DIRECTIONS FOR THIS TASK - Scan the listing that follows and report how many lines contain "Android". Write the number alone.
--------------------------------------------------
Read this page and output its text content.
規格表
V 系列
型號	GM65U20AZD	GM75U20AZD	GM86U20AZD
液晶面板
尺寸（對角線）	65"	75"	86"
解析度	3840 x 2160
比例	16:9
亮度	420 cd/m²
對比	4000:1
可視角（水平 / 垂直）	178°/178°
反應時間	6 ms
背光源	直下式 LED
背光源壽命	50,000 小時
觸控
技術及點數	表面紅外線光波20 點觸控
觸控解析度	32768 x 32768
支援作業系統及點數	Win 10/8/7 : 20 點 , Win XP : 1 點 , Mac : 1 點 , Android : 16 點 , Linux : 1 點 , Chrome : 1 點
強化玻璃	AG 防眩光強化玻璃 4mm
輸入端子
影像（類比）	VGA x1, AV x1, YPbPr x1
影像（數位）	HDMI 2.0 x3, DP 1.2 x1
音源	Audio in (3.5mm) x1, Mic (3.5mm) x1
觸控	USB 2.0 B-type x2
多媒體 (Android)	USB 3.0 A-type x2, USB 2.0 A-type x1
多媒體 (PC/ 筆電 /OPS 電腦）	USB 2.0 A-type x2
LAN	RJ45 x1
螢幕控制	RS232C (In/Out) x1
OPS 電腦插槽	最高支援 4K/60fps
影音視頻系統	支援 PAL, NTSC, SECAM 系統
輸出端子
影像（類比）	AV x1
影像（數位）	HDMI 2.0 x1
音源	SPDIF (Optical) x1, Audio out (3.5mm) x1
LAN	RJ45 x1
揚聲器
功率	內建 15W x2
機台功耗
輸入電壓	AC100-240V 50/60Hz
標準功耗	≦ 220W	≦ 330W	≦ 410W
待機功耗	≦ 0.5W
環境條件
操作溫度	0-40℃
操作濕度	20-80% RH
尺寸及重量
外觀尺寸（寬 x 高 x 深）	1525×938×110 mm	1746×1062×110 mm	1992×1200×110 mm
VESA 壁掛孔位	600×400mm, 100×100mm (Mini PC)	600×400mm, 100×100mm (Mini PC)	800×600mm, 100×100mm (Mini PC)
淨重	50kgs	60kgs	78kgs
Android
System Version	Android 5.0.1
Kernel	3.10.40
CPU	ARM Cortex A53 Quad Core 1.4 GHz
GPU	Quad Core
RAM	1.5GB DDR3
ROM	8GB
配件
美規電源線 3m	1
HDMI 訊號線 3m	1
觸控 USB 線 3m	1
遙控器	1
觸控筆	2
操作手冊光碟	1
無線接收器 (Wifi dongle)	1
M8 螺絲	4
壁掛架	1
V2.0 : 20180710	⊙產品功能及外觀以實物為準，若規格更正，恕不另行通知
--------------------------------------------------
SOLUTION - 4